____ RECORDS TO PROCESS
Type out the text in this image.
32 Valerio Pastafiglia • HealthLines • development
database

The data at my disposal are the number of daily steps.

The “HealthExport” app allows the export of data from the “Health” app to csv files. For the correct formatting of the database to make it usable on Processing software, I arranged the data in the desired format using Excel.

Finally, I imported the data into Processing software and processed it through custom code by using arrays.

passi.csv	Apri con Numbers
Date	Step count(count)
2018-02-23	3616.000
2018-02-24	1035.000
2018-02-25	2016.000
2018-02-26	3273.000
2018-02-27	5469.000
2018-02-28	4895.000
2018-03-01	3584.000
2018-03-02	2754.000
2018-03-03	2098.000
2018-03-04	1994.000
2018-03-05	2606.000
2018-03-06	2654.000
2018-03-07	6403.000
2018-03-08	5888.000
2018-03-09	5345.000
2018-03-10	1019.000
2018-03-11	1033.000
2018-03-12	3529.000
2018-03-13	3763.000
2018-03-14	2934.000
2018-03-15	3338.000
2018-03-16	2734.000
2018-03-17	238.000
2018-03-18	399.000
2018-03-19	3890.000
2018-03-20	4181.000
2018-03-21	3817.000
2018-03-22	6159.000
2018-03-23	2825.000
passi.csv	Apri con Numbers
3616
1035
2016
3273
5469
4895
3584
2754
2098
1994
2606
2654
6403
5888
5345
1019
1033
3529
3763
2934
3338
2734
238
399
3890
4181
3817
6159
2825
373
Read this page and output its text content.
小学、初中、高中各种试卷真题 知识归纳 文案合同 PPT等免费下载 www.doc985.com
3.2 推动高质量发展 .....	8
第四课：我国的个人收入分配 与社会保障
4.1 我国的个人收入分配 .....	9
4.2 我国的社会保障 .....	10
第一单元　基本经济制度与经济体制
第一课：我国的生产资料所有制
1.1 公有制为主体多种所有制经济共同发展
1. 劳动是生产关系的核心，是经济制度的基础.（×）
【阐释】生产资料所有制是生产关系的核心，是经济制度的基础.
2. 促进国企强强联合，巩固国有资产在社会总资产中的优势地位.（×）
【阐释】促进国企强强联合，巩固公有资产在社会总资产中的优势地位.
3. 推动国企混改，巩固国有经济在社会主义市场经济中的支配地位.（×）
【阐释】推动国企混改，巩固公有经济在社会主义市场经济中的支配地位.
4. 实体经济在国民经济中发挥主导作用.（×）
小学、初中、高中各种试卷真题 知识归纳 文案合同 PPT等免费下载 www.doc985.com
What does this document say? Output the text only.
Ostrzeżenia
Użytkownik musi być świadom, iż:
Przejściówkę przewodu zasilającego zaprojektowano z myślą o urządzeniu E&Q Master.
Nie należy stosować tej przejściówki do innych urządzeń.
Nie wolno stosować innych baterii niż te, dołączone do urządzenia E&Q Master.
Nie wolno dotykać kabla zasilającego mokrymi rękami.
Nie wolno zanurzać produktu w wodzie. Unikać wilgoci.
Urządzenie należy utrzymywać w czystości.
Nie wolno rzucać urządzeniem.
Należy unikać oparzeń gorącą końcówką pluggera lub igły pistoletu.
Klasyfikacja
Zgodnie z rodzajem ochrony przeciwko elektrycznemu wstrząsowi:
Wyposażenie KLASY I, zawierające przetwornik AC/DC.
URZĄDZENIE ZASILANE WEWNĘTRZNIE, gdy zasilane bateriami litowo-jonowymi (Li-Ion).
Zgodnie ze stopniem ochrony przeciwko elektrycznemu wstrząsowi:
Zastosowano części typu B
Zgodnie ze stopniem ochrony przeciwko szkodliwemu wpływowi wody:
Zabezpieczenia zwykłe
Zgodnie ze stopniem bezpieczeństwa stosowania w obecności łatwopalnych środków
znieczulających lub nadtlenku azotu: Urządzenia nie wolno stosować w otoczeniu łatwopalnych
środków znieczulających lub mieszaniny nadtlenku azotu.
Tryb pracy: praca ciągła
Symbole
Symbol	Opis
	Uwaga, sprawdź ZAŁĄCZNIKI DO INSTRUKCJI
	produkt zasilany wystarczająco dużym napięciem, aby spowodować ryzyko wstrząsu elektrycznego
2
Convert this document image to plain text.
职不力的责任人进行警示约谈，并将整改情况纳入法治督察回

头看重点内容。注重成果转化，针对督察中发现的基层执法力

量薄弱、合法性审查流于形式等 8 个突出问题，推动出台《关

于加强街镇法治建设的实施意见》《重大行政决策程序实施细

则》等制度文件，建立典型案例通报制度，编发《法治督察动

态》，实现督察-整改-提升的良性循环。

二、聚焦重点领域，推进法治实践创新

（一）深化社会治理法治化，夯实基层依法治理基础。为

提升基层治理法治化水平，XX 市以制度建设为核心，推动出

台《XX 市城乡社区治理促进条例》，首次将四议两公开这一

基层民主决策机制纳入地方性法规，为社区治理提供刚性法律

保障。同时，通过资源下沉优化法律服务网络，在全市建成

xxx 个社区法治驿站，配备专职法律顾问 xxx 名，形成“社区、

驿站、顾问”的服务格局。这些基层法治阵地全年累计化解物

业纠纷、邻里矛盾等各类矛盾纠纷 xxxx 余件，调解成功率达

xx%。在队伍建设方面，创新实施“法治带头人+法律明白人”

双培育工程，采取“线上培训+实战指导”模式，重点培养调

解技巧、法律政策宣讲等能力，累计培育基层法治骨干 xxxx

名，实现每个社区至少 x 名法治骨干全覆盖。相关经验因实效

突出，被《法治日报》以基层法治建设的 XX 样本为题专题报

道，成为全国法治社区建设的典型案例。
________
=== WRITTEN TASK ===
Everything from the line containing "Convert this document image to plain text." through the final line of the listing, inclusive, must be reproduced exactly; leave out the rest.

=== TASK ANSWER ===
Convert this document image to plain text.
职不力的责任人进行警示约谈，并将整改情况纳入法治督察回

头看重点内容。注重成果转化，针对督察中发现的基层执法力

量薄弱、合法性审查流于形式等 8 个突出问题，推动出台《关

于加强街镇法治建设的实施意见》《重大行政决策程序实施细

则》等制度文件，建立典型案例通报制度，编发《法治督察动

态》，实现督察-整改-提升的良性循环。

二、聚焦重点领域，推进法治实践创新

（一）深化社会治理法治化，夯实基层依法治理基础。为

提升基层治理法治化水平，XX 市以制度建设为核心，推动出

台《XX 市城乡社区治理促进条例》，首次将四议两公开这一

基层民主决策机制纳入地方性法规，为社区治理提供刚性法律

保障。同时，通过资源下沉优化法律服务网络，在全市建成

xxx 个社区法治驿站，配备专职法律顾问 xxx 名，形成“社区、

驿站、顾问”的服务格局。这些基层法治阵地全年累计化解物

业纠纷、邻里矛盾等各类矛盾纠纷 xxxx 余件，调解成功率达

xx%。在队伍建设方面，创新实施“法治带头人+法律明白人”

双培育工程，采取“线上培训+实战指导”模式，重点培养调

解技巧、法律政策宣讲等能力，累计培育基层法治骨干 xxxx

名，实现每个社区至少 x 名法治骨干全覆盖。相关经验因实效

突出，被《法治日报》以基层法治建设的 XX 样本为题专题报

道，成为全国法治社区建设的典型案例。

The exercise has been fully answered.